[Dataset excerpt]
******************************
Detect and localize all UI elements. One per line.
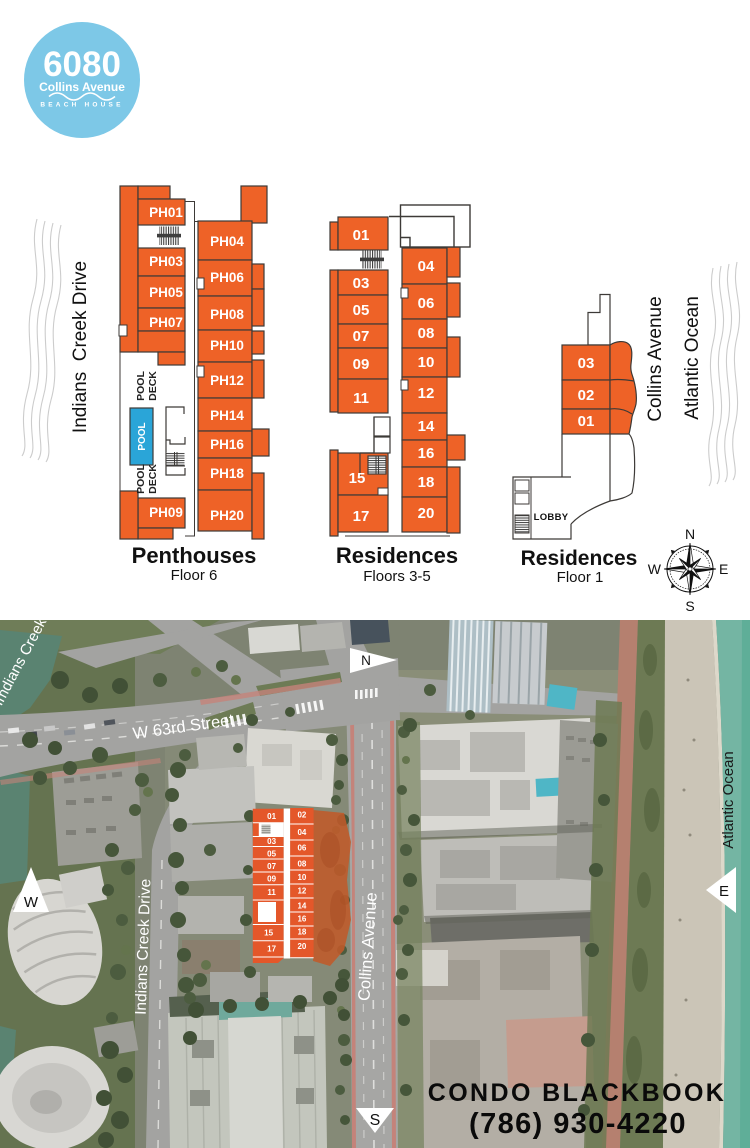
svg-text:17: 17 xyxy=(267,944,276,953)
svg-text:05: 05 xyxy=(353,302,370,319)
svg-text:12: 12 xyxy=(297,887,306,896)
svg-text:16: 16 xyxy=(418,445,435,462)
svg-text:16: 16 xyxy=(297,915,306,924)
svg-text:Floor 6: Floor 6 xyxy=(171,567,218,584)
svg-text:09: 09 xyxy=(267,874,276,883)
svg-text:02: 02 xyxy=(297,810,306,819)
svg-text:S: S xyxy=(370,1112,381,1129)
svg-text:17: 17 xyxy=(353,508,370,525)
svg-text:20: 20 xyxy=(418,505,435,522)
svg-text:06: 06 xyxy=(297,844,306,853)
svg-text:PH09: PH09 xyxy=(149,505,183,520)
svg-text:PH16: PH16 xyxy=(210,437,244,452)
svg-text:W: W xyxy=(24,894,39,911)
svg-text:Residences: Residences xyxy=(521,547,638,570)
svg-text:04: 04 xyxy=(418,258,435,275)
svg-text:W: W xyxy=(648,561,662,577)
svg-text:20: 20 xyxy=(297,942,306,951)
svg-text:08: 08 xyxy=(418,325,435,342)
svg-text:PH14: PH14 xyxy=(210,408,244,423)
svg-text:10: 10 xyxy=(418,354,435,371)
svg-text:E: E xyxy=(719,561,728,577)
svg-text:09: 09 xyxy=(353,356,370,373)
svg-text:Collins Avenue: Collins Avenue xyxy=(645,296,666,421)
svg-text:PH04: PH04 xyxy=(210,234,244,249)
svg-text:E: E xyxy=(719,883,729,900)
svg-text:05: 05 xyxy=(267,849,276,858)
svg-text:Floor 1: Floor 1 xyxy=(557,569,604,586)
svg-text:Collins Avenue: Collins Avenue xyxy=(39,80,125,94)
svg-text:PH18: PH18 xyxy=(210,466,244,481)
svg-text:PH05: PH05 xyxy=(149,285,183,300)
svg-text:Atlantic Ocean: Atlantic Ocean xyxy=(720,751,737,849)
svg-text:POOL: POOL xyxy=(137,422,148,450)
svg-text:PH07: PH07 xyxy=(149,315,183,330)
svg-text:15: 15 xyxy=(264,928,273,937)
svg-text:06: 06 xyxy=(418,295,435,312)
svg-text:07: 07 xyxy=(353,328,370,345)
svg-text:Penthouses: Penthouses xyxy=(132,543,257,568)
svg-text:N: N xyxy=(361,653,371,668)
svg-text:14: 14 xyxy=(418,418,435,435)
svg-text:14: 14 xyxy=(297,902,306,911)
svg-text:03: 03 xyxy=(578,355,595,372)
svg-text:04: 04 xyxy=(297,828,306,837)
svg-text:11: 11 xyxy=(353,390,369,407)
svg-text:07: 07 xyxy=(267,862,276,871)
svg-text:Atlantic Ocean: Atlantic Ocean xyxy=(682,296,703,420)
svg-text:15: 15 xyxy=(349,470,366,487)
svg-text:CONDO BLACKBOOK: CONDO BLACKBOOK xyxy=(428,1079,727,1107)
svg-text:Indians Creek Drive: Indians Creek Drive xyxy=(70,261,91,433)
svg-text:01: 01 xyxy=(353,227,370,244)
svg-text:PH08: PH08 xyxy=(210,307,244,322)
svg-text:BEACH HOUSE: BEACH HOUSE xyxy=(40,102,123,109)
svg-text:PH12: PH12 xyxy=(210,373,244,388)
svg-text:10: 10 xyxy=(297,873,306,882)
svg-text:POOLDECK: POOLDECK xyxy=(135,464,159,494)
svg-text:18: 18 xyxy=(418,474,435,491)
svg-text:PH01: PH01 xyxy=(149,205,183,220)
svg-text:01: 01 xyxy=(578,413,595,430)
svg-text:PH06: PH06 xyxy=(210,270,244,285)
svg-text:(786) 930-4220: (786) 930-4220 xyxy=(469,1108,687,1140)
svg-text:03: 03 xyxy=(267,837,276,846)
svg-text:02: 02 xyxy=(578,387,595,404)
svg-text:Residences: Residences xyxy=(336,543,458,568)
svg-text:S: S xyxy=(685,598,694,614)
svg-text:03: 03 xyxy=(353,275,370,292)
svg-text:PH20: PH20 xyxy=(210,508,244,523)
svg-text:LOBBY: LOBBY xyxy=(534,512,569,523)
svg-text:01: 01 xyxy=(267,812,276,821)
svg-text:18: 18 xyxy=(297,928,306,937)
svg-text:6080: 6080 xyxy=(43,45,121,84)
svg-text:POOLDECK: POOLDECK xyxy=(135,371,159,401)
svg-text:N: N xyxy=(685,526,695,542)
svg-text:08: 08 xyxy=(297,860,306,869)
svg-text:Floors 3-5: Floors 3-5 xyxy=(363,568,431,585)
svg-text:12: 12 xyxy=(418,385,435,402)
svg-text:PH10: PH10 xyxy=(210,338,244,353)
svg-text:11: 11 xyxy=(267,888,276,897)
svg-text:PH03: PH03 xyxy=(149,254,183,269)
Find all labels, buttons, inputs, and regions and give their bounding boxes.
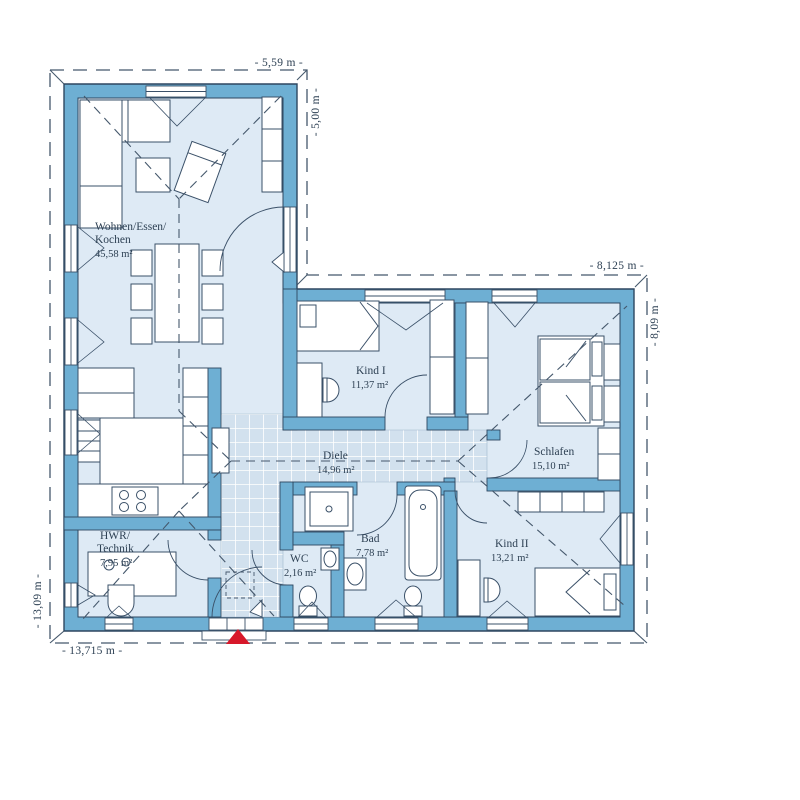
******************************
▸ **Exercise details**: Copy out the rows above verbatim, beginning with the line containing "svg-text:17: 17 xyxy=(267,944,276,953)" and continuing through the line containing "svg-text:17: 17 xyxy=(353,508,370,525)".

▸ **Answer in full**:
svg-text:17: 17 xyxy=(267,944,276,953)
svg-text:05: 05 xyxy=(353,302,370,319)
svg-text:12: 12 xyxy=(297,887,306,896)
svg-text:16: 16 xyxy=(418,445,435,462)
svg-text:16: 16 xyxy=(297,915,306,924)
svg-text:Floor 6: Floor 6 xyxy=(171,567,218,584)
svg-text:09: 09 xyxy=(267,874,276,883)
svg-text:02: 02 xyxy=(297,810,306,819)
svg-text:S: S xyxy=(370,1112,381,1129)
svg-text:17: 17 xyxy=(353,508,370,525)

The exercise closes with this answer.